§ What this task involves
Which lines have the string "contratto"? Copy all of them from the entries below.

§ Entries from a dataset

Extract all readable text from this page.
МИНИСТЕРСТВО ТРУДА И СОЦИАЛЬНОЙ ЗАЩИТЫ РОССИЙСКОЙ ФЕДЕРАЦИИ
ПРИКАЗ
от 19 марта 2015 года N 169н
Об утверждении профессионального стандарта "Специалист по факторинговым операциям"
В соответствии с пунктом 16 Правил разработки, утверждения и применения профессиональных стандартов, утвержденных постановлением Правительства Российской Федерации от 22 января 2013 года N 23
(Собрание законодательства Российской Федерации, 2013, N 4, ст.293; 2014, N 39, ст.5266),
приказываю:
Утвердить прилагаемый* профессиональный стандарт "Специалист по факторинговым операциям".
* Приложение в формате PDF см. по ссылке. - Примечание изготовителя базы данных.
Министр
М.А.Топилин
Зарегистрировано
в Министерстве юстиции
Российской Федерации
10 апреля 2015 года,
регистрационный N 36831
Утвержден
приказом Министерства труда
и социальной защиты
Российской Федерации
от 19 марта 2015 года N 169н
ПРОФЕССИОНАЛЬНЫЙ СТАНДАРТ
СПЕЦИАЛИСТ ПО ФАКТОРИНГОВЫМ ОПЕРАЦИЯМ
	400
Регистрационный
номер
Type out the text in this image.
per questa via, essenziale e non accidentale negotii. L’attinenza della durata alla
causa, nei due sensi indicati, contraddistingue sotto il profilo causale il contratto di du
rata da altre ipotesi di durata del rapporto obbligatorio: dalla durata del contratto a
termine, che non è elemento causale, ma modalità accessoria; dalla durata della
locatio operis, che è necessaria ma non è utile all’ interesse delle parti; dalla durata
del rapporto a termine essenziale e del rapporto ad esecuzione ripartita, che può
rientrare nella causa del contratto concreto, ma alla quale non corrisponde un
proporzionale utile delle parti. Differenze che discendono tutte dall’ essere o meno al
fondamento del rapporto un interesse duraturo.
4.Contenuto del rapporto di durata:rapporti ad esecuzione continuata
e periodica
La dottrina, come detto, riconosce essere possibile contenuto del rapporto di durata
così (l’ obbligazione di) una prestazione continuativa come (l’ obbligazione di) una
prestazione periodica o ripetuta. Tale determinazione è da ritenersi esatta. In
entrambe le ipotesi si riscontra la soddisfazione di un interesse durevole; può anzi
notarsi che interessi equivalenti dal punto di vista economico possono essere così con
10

§ Answer below
causa, nei due sensi indicati, contraddistingue sotto il profilo causale il contratto di du
rata da altre ipotesi di durata del rapporto obbligatorio: dalla durata del contratto a
rientrare nella causa del contratto concreto, ma alla quale non corrisponde un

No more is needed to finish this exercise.